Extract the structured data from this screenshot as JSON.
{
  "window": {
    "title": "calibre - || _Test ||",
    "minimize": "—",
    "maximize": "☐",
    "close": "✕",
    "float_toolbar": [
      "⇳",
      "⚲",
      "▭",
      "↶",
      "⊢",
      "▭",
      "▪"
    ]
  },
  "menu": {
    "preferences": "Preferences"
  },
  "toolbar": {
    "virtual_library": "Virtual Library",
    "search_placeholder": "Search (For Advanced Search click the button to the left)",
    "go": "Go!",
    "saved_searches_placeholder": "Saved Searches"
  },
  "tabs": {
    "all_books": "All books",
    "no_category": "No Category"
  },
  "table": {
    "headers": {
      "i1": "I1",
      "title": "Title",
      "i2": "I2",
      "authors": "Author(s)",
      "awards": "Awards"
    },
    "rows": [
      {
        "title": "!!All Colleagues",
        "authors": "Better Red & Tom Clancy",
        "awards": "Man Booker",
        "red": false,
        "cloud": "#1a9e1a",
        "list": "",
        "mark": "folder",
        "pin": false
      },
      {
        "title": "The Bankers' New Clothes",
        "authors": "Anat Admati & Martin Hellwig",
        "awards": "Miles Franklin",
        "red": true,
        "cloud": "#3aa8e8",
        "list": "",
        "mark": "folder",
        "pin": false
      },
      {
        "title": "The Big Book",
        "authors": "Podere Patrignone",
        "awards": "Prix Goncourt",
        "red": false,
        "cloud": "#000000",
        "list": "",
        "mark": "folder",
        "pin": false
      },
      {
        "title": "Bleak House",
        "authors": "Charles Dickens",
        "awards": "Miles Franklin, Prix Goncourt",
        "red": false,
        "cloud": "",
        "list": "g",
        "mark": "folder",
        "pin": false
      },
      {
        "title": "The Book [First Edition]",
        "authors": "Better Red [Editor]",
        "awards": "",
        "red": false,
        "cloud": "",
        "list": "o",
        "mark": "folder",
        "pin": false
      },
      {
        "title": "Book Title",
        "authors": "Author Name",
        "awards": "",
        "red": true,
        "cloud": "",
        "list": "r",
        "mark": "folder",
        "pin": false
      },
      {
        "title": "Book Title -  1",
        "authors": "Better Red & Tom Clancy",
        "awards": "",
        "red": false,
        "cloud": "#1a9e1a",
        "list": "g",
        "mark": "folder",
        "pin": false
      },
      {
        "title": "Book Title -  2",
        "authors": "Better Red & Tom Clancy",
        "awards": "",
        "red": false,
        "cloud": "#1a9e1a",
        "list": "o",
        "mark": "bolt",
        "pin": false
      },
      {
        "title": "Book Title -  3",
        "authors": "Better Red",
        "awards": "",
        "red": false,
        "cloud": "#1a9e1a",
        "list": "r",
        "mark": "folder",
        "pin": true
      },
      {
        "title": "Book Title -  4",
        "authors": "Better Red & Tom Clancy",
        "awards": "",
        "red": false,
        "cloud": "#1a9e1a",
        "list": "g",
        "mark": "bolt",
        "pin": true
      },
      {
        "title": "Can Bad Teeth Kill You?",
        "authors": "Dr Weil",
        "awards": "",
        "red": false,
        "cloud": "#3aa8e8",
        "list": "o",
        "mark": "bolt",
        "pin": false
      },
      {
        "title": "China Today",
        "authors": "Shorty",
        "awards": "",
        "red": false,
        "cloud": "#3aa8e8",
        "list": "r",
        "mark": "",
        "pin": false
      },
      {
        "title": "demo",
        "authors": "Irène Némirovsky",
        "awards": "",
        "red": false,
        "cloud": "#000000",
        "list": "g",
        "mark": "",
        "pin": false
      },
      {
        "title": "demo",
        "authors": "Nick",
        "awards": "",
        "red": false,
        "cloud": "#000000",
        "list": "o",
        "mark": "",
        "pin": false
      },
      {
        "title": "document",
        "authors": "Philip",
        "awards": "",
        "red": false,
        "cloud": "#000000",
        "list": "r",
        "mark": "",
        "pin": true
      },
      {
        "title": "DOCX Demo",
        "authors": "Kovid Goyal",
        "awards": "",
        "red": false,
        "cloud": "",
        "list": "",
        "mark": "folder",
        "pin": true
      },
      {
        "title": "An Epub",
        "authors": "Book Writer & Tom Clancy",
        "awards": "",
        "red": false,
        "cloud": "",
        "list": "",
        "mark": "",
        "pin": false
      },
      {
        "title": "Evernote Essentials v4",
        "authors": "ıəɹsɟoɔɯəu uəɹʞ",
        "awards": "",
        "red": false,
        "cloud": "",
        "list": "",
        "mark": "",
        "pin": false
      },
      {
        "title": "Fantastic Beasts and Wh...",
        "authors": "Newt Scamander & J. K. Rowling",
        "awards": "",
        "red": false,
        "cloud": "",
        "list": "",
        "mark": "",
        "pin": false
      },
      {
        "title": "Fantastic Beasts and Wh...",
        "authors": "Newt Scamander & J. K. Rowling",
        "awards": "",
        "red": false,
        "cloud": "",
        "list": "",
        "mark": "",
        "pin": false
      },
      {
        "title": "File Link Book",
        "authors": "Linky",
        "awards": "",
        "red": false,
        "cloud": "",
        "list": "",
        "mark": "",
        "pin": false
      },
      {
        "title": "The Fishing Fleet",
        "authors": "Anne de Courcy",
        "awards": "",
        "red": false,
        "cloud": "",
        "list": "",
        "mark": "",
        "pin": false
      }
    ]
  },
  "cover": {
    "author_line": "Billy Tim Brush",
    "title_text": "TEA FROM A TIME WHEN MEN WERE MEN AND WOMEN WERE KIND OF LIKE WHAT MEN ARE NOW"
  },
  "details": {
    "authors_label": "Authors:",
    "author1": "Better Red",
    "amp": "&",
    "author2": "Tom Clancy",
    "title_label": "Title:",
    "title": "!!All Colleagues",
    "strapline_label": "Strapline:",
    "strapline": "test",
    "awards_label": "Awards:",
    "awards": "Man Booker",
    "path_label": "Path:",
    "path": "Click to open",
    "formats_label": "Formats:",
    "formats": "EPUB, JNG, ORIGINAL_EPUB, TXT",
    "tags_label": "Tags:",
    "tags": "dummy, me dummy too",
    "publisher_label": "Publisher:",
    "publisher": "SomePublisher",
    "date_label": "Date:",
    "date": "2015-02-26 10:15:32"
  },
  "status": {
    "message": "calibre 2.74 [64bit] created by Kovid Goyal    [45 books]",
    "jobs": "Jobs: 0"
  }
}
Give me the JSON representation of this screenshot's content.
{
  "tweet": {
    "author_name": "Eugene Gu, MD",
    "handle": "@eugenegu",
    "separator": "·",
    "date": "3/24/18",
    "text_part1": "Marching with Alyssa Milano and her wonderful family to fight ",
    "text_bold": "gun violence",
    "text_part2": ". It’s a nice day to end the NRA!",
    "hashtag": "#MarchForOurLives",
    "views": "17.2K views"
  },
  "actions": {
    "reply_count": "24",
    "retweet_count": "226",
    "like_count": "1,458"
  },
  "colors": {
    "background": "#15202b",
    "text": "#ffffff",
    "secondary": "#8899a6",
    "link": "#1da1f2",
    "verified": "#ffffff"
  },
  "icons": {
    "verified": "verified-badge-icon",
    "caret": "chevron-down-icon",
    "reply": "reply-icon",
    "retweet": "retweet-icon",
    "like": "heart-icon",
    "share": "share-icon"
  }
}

-------

Task prompt =>
Write the data back out verbatim.

Solved exercise =>
Extract the structured data from this screenshot as JSON.
{
  "window": {
    "title": "calibre - || _Test ||",
    "minimize": "—",
    "maximize": "☐",
    "close": "✕",
    "float_toolbar": [
      "⇳",
      "⚲",
      "▭",
      "↶",
      "⊢",
      "▭",
      "▪"
    ]
  },
  "menu": {
    "preferences": "Preferences"
  },
  "toolbar": {
    "virtual_library": "Virtual Library",
    "search_placeholder": "Search (For Advanced Search click the button to the left)",
    "go": "Go!",
    "saved_searches_placeholder": "Saved Searches"
  },
  "tabs": {
    "all_books": "All books",
    "no_category": "No Category"
  },
  "table": {
    "headers": {
      "i1": "I1",
      "title": "Title",
      "i2": "I2",
      "authors": "Author(s)",
      "awards": "Awards"
    },
    "rows": [
      {
        "title": "!!All Colleagues",
        "authors": "Better Red & Tom Clancy",
        "awards": "Man Booker",
        "red": false,
        "cloud": "#1a9e1a",
        "list": "",
        "mark": "folder",
        "pin": false
      },
      {
        "title": "The Bankers' New Clothes",
        "authors": "Anat Admati & Martin Hellwig",
        "awards": "Miles Franklin",
        "red": true,
        "cloud": "#3aa8e8",
        "list": "",
        "mark": "folder",
        "pin": false
      },
      {
        "title": "The Big Book",
        "authors": "Podere Patrignone",
        "awards": "Prix Goncourt",
        "red": false,
        "cloud": "#000000",
        "list": "",
        "mark": "folder",
        "pin": false
      },
      {
        "title": "Bleak House",
        "authors": "Charles Dickens",
        "awards": "Miles Franklin, Prix Goncourt",
        "red": false,
        "cloud": "",
        "list": "g",
        "mark": "folder",
        "pin": false
      },
      {
        "title": "The Book [First Edition]",
        "authors": "Better Red [Editor]",
        "awards": "",
        "red": false,
        "cloud": "",
        "list": "o",
        "mark": "folder",
        "pin": false
      },
      {
        "title": "Book Title",
        "authors": "Author Name",
        "awards": "",
        "red": true,
        "cloud": "",
        "list": "r",
        "mark": "folder",
        "pin": false
      },
      {
        "title": "Book Title -  1",
        "authors": "Better Red & Tom Clancy",
        "awards": "",
        "red": false,
        "cloud": "#1a9e1a",
        "list": "g",
        "mark": "folder",
        "pin": false
      },
      {
        "title": "Book Title -  2",
        "authors": "Better Red & Tom Clancy",
        "awards": "",
        "red": false,
        "cloud": "#1a9e1a",
        "list": "o",
        "mark": "bolt",
        "pin": false
      },
      {
        "title": "Book Title -  3",
        "authors": "Better Red",
        "awards": "",
        "red": false,
        "cloud": "#1a9e1a",
        "list": "r",
        "mark": "folder",
        "pin": true
      },
      {
        "title": "Book Title -  4",
        "authors": "Better Red & Tom Clancy",
        "awards": "",
        "red": false,
        "cloud": "#1a9e1a",
        "list": "g",
        "mark": "bolt",
        "pin": true
      },
      {
        "title": "Can Bad Teeth Kill You?",
        "authors": "Dr Weil",
        "awards": "",
        "red": false,
        "cloud": "#3aa8e8",
        "list": "o",
        "mark": "bolt",
        "pin": false
      },
      {
        "title": "China Today",
        "authors": "Shorty",
        "awards": "",
        "red": false,
        "cloud": "#3aa8e8",
        "list": "r",
        "mark": "",
        "pin": false
      },
      {
        "title": "demo",
        "authors": "Irène Némirovsky",
        "awards": "",
        "red": false,
        "cloud": "#000000",
        "list": "g",
        "mark": "",
        "pin": false
      },
      {
        "title": "demo",
        "authors": "Nick",
        "awards": "",
        "red": false,
        "cloud": "#000000",
        "list": "o",
        "mark": "",
        "pin": false
      },
      {
        "title": "document",
        "authors": "Philip",
        "awards": "",
        "red": false,
        "cloud": "#000000",
        "list": "r",
        "mark": "",
        "pin": true
      },
      {
        "title": "DOCX Demo",
        "authors": "Kovid Goyal",
        "awards": "",
        "red": false,
        "cloud": "",
        "list": "",
        "mark": "folder",
        "pin": true
      },
      {
        "title": "An Epub",
        "authors": "Book Writer & Tom Clancy",
        "awards": "",
        "red": false,
        "cloud": "",
        "list": "",
        "mark": "",
        "pin": false
      },
      {
        "title": "Evernote Essentials v4",
        "authors": "ıəɹsɟoɔɯəu uəɹʞ",
        "awards": "",
        "red": false,
        "cloud": "",
        "list": "",
        "mark": "",
        "pin": false
      },
      {
        "title": "Fantastic Beasts and Wh...",
        "authors": "Newt Scamander & J. K. Rowling",
        "awards": "",
        "red": false,
        "cloud": "",
        "list": "",
        "mark": "",
        "pin": false
      },
      {
        "title": "Fantastic Beasts and Wh...",
        "authors": "Newt Scamander & J. K. Rowling",
        "awards": "",
        "red": false,
        "cloud": "",
        "list": "",
        "mark": "",
        "pin": false
      },
      {
        "title": "File Link Book",
        "authors": "Linky",
        "awards": "",
        "red": false,
        "cloud": "",
        "list": "",
        "mark": "",
        "pin": false
      },
      {
        "title": "The Fishing Fleet",
        "authors": "Anne de Courcy",
        "awards": "",
        "red": false,
        "cloud": "",
        "list": "",
        "mark": "",
        "pin": false
      }
    ]
  },
  "cover": {
    "author_line": "Billy Tim Brush",
    "title_text": "TEA FROM A TIME WHEN MEN WERE MEN AND WOMEN WERE KIND OF LIKE WHAT MEN ARE NOW"
  },
  "details": {
    "authors_label": "Authors:",
    "author1": "Better Red",
    "amp": "&",
    "author2": "Tom Clancy",
    "title_label": "Title:",
    "title": "!!All Colleagues",
    "strapline_label": "Strapline:",
    "strapline": "test",
    "awards_label": "Awards:",
    "awards": "Man Booker",
    "path_label": "Path:",
    "path": "Click to open",
    "formats_label": "Formats:",
    "formats": "EPUB, JNG, ORIGINAL_EPUB, TXT",
    "tags_label": "Tags:",
    "tags": "dummy, me dummy too",
    "publisher_label": "Publisher:",
    "publisher": "SomePublisher",
    "date_label": "Date:",
    "date": "2015-02-26 10:15:32"
  },
  "status": {
    "message": "calibre 2.74 [64bit] created by Kovid Goyal    [45 books]",
    "jobs": "Jobs: 0"
  }
}
Give me the JSON representation of this screenshot's content.
{
  "tweet": {
    "author_name": "Eugene Gu, MD",
    "handle": "@eugenegu",
    "separator": "·",
    "date": "3/24/18",
    "text_part1": "Marching with Alyssa Milano and her wonderful family to fight ",
    "text_bold": "gun violence",
    "text_part2": ". It’s a nice day to end the NRA!",
    "hashtag": "#MarchForOurLives",
    "views": "17.2K views"
  },
  "actions": {
    "reply_count": "24",
    "retweet_count": "226",
    "like_count": "1,458"
  },
  "colors": {
    "background": "#15202b",
    "text": "#ffffff",
    "secondary": "#8899a6",
    "link": "#1da1f2",
    "verified": "#ffffff"
  },
  "icons": {
    "verified": "verified-badge-icon",
    "caret": "chevron-down-icon",
    "reply": "reply-icon",
    "retweet": "retweet-icon",
    "like": "heart-icon",
    "share": "share-icon"
  }
}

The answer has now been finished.